[Supplied material]:

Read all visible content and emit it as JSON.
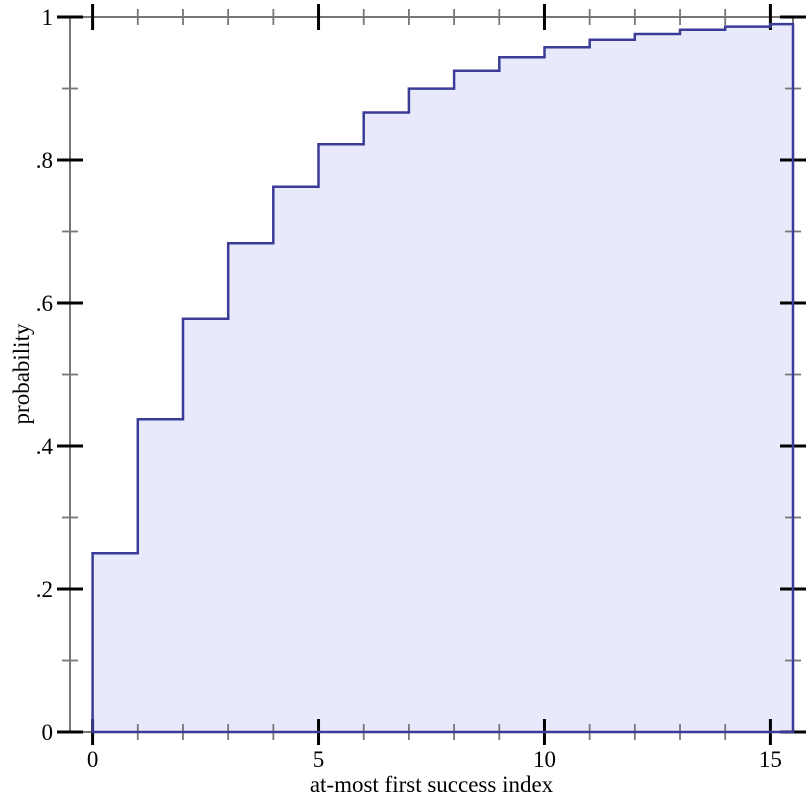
{
  "figure": {
    "background": "#ffffff"
  },
  "chart_data": {
    "type": "area",
    "style": "step-cdf",
    "title": "",
    "xlabel": "at-most first success index",
    "ylabel": "probability",
    "x": [
      0,
      1,
      2,
      3,
      4,
      5,
      6,
      7,
      8,
      9,
      10,
      11,
      12,
      13,
      14,
      15
    ],
    "values": [
      0.25,
      0.4375,
      0.5781,
      0.6836,
      0.7627,
      0.822,
      0.8665,
      0.8999,
      0.9249,
      0.9437,
      0.9578,
      0.9683,
      0.9762,
      0.9822,
      0.9866,
      0.99
    ],
    "xlim": [
      -0.5,
      15.5
    ],
    "ylim": [
      0,
      1
    ],
    "x_ticks": {
      "major": [
        0,
        5,
        10,
        15
      ],
      "major_labels": [
        "0",
        "5",
        "10",
        "15"
      ],
      "minor": [
        1,
        2,
        3,
        4,
        6,
        7,
        8,
        9,
        11,
        12,
        13,
        14
      ]
    },
    "y_ticks": {
      "major": [
        0,
        0.2,
        0.4,
        0.6,
        0.8,
        1
      ],
      "major_labels": [
        "0",
        ".2",
        ".4",
        ".6",
        ".8",
        "1"
      ],
      "minor": [
        0.1,
        0.3,
        0.5,
        0.7,
        0.9
      ]
    },
    "grid": false,
    "legend": "none",
    "colors": {
      "line": "#3b3b98",
      "fill": "#e8e9fb",
      "axis": "#777777",
      "major_tick": "#000000",
      "minor_tick": "#777777",
      "text": "#000000"
    }
  }
}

[Stated problem]:
Without including the pictures, reproduce all entries exactly.

[Response below]:
Read all visible content and emit it as JSON.
{
  "figure": {
    "background": "#ffffff"
  },
  "chart_data": {
    "type": "area",
    "style": "step-cdf",
    "title": "",
    "xlabel": "at-most first success index",
    "ylabel": "probability",
    "x": [
      0,
      1,
      2,
      3,
      4,
      5,
      6,
      7,
      8,
      9,
      10,
      11,
      12,
      13,
      14,
      15
    ],
    "values": [
      0.25,
      0.4375,
      0.5781,
      0.6836,
      0.7627,
      0.822,
      0.8665,
      0.8999,
      0.9249,
      0.9437,
      0.9578,
      0.9683,
      0.9762,
      0.9822,
      0.9866,
      0.99
    ],
    "xlim": [
      -0.5,
      15.5
    ],
    "ylim": [
      0,
      1
    ],
    "x_ticks": {
      "major": [
        0,
        5,
        10,
        15
      ],
      "major_labels": [
        "0",
        "5",
        "10",
        "15"
      ],
      "minor": [
        1,
        2,
        3,
        4,
        6,
        7,
        8,
        9,
        11,
        12,
        13,
        14
      ]
    },
    "y_ticks": {
      "major": [
        0,
        0.2,
        0.4,
        0.6,
        0.8,
        1
      ],
      "major_labels": [
        "0",
        ".2",
        ".4",
        ".6",
        ".8",
        "1"
      ],
      "minor": [
        0.1,
        0.3,
        0.5,
        0.7,
        0.9
      ]
    },
    "grid": false,
    "legend": "none",
    "colors": {
      "line": "#3b3b98",
      "fill": "#e8e9fb",
      "axis": "#777777",
      "major_tick": "#000000",
      "minor_tick": "#777777",
      "text": "#000000"
    }
  }
}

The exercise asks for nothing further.